↓↓↓

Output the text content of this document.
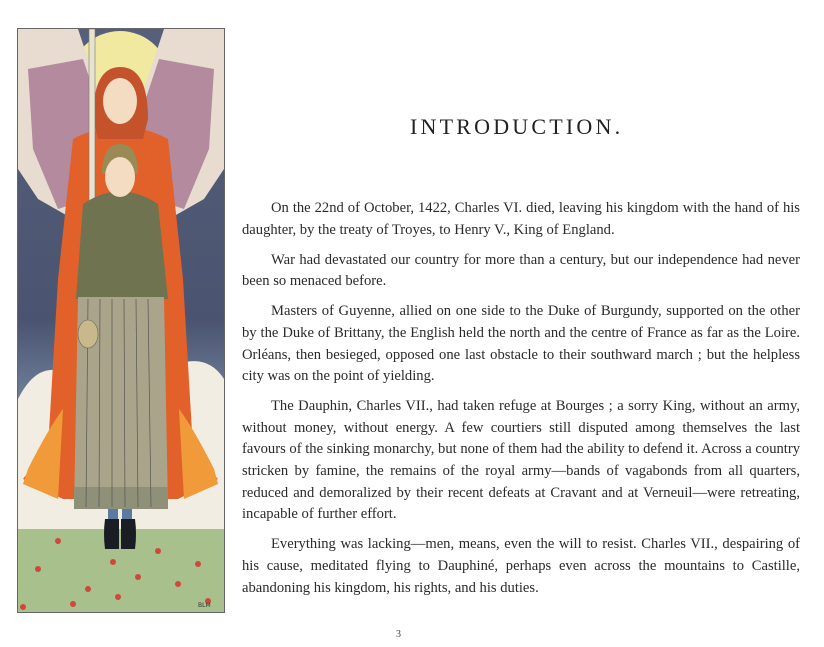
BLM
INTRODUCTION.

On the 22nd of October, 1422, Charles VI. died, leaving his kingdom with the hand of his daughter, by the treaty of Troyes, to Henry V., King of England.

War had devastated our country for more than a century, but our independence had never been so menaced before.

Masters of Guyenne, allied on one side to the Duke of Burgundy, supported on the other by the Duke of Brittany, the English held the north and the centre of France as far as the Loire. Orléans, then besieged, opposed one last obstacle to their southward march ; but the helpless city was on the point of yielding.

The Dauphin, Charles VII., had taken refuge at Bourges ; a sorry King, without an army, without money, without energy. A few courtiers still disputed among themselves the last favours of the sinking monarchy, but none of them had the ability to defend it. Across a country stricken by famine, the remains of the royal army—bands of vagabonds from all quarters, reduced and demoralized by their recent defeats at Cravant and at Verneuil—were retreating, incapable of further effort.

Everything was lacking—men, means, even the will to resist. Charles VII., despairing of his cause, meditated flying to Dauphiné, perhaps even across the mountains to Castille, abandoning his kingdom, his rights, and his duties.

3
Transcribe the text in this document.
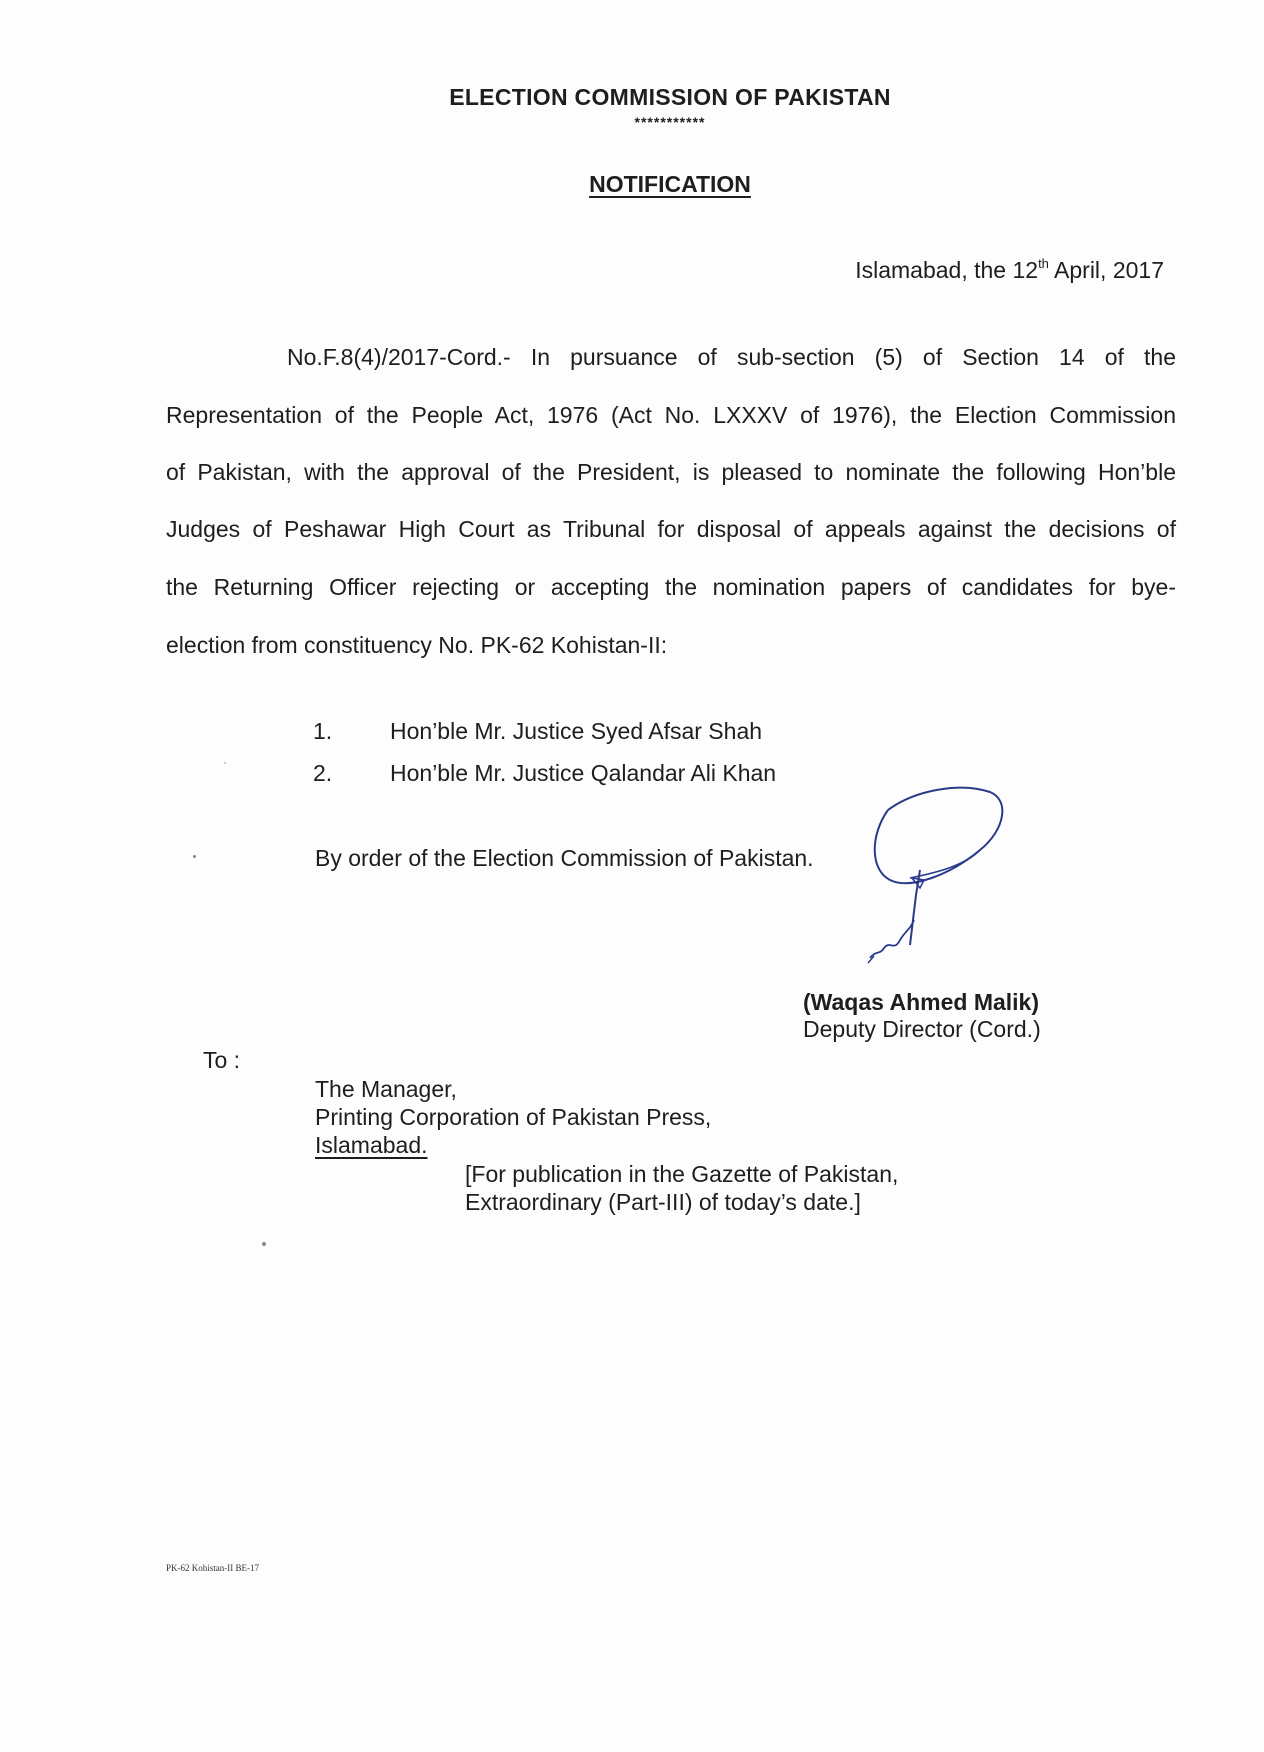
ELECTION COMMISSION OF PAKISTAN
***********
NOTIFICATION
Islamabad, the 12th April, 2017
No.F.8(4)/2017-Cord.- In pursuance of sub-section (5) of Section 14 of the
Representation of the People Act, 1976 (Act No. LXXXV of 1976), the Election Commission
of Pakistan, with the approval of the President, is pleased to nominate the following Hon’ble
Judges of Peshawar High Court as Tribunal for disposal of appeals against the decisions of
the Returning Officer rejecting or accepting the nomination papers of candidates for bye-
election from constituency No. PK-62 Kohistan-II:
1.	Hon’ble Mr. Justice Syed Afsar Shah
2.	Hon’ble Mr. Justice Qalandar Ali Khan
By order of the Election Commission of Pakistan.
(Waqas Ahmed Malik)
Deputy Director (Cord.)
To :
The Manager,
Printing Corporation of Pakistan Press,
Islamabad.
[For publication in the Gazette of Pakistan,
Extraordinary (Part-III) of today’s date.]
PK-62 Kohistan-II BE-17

↑↑↑

# Task description:
Identify the lines that hold the word "this". Copy every one of them.

# Task result:
Output the text content of this document.
Transcribe the text in this document.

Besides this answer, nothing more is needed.